» **Goal**: Show each line of the data below that has the string "Sorella" in it.

——

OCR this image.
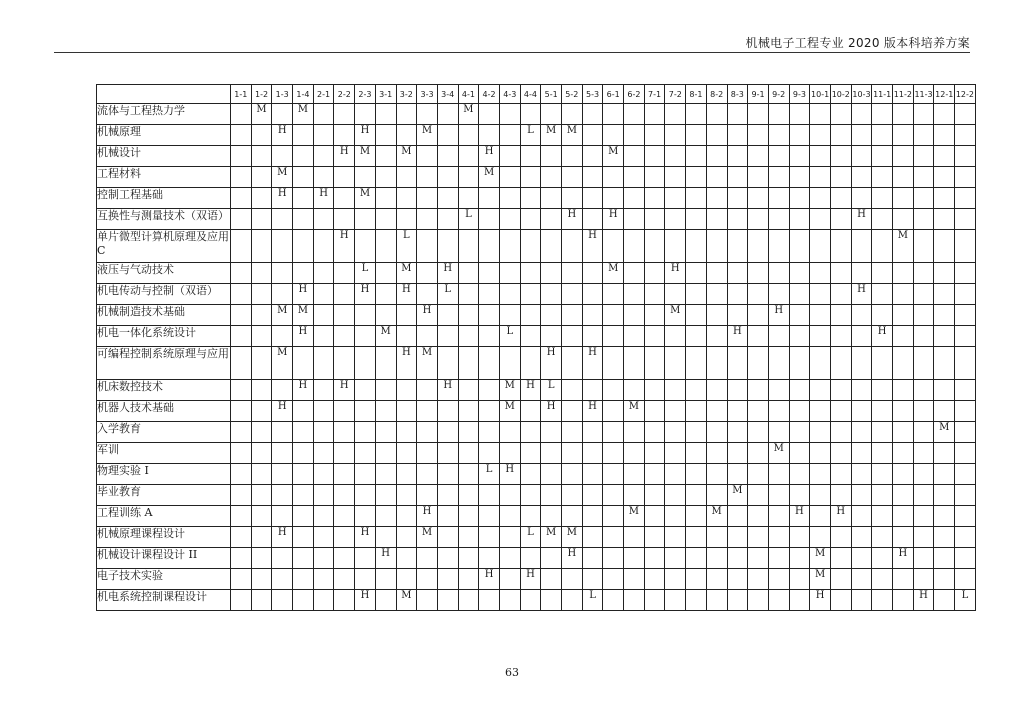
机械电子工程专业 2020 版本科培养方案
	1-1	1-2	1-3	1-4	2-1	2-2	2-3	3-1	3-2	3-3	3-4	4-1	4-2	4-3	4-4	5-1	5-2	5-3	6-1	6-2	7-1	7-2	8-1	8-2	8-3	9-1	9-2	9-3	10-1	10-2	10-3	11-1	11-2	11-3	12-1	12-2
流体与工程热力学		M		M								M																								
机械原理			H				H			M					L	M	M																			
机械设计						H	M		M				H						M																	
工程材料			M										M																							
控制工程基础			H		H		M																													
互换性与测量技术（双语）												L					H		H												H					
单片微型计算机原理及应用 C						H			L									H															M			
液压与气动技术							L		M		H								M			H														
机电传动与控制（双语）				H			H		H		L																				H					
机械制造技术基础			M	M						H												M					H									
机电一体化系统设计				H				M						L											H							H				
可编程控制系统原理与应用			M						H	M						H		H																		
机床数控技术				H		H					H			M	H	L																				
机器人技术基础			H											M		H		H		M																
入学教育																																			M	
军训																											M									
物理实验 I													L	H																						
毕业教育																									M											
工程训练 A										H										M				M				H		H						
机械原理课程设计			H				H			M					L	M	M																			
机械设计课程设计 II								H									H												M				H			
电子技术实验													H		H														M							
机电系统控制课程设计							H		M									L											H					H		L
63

——

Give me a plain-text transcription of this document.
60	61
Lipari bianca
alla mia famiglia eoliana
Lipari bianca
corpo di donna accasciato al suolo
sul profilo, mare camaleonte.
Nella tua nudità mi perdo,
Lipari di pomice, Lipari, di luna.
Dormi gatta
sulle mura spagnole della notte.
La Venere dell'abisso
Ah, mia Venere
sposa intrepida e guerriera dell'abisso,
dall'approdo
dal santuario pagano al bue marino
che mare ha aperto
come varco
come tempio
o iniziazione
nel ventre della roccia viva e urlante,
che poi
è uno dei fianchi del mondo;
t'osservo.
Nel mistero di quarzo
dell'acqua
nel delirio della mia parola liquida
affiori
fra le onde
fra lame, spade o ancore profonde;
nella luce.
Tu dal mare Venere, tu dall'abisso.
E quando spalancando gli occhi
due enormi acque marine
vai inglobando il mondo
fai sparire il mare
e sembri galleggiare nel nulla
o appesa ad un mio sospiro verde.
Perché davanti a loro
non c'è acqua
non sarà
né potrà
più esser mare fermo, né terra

——

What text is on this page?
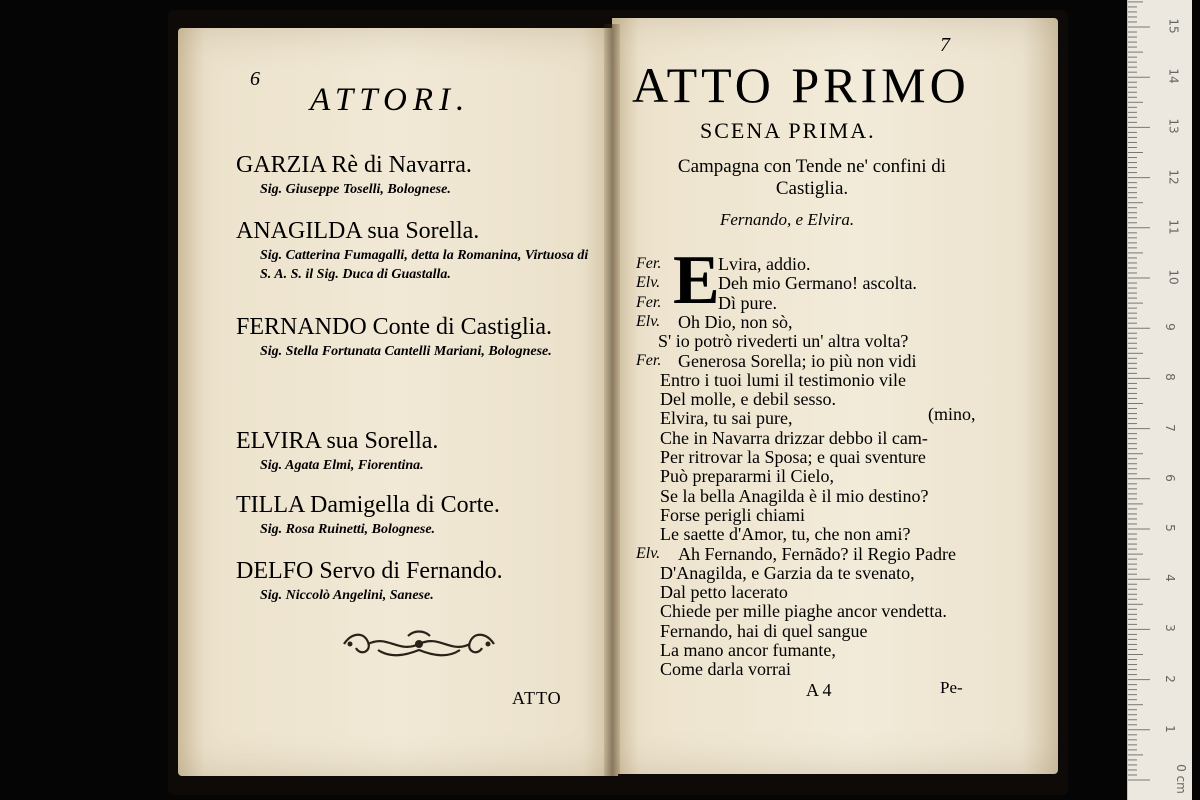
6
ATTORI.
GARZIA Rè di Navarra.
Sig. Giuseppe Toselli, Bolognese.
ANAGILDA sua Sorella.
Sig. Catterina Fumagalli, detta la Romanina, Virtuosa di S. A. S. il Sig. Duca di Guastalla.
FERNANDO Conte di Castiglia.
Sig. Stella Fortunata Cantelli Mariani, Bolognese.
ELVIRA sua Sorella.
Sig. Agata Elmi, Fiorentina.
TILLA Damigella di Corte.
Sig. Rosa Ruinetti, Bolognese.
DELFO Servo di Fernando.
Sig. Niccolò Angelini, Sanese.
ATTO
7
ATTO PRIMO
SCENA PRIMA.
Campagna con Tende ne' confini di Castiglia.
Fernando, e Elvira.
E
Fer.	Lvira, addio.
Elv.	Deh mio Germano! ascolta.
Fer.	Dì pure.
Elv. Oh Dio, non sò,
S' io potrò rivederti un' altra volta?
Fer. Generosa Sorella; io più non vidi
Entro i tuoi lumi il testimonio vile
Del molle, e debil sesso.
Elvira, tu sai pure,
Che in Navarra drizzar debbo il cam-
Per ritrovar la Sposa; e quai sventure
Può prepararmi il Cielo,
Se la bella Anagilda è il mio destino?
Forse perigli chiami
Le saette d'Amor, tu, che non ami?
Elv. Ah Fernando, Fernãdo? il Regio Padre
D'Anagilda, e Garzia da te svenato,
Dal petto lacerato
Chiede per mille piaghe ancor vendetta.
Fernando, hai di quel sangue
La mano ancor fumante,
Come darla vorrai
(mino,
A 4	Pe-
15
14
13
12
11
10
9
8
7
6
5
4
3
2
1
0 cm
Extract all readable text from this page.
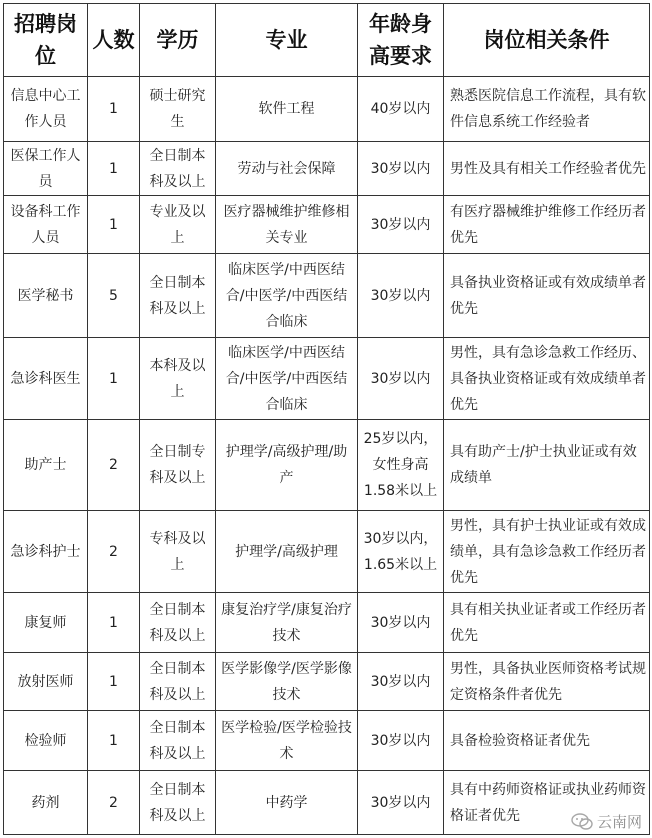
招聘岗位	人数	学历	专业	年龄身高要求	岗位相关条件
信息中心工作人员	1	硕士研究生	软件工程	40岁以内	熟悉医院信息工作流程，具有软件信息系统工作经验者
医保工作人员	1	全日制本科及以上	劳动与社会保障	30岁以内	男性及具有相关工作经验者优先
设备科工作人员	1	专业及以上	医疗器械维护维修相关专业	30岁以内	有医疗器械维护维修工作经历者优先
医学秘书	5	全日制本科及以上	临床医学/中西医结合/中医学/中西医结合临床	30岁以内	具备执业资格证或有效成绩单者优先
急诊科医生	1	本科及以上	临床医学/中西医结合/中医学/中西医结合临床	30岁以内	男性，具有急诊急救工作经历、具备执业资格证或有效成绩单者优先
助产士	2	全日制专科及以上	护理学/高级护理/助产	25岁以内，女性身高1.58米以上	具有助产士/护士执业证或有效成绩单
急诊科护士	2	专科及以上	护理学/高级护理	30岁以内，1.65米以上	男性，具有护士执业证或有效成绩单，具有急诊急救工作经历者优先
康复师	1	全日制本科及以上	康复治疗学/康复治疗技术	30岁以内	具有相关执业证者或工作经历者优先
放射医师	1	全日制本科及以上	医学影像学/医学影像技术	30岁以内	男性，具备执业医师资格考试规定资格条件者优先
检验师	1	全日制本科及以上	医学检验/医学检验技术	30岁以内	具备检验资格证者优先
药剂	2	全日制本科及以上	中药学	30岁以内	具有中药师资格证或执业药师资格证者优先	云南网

——

» **Full answer**:
ANAGILDA sua Sorella.
ELVIRA sua Sorella.
Fer. Generosa Sorella; io più non vidi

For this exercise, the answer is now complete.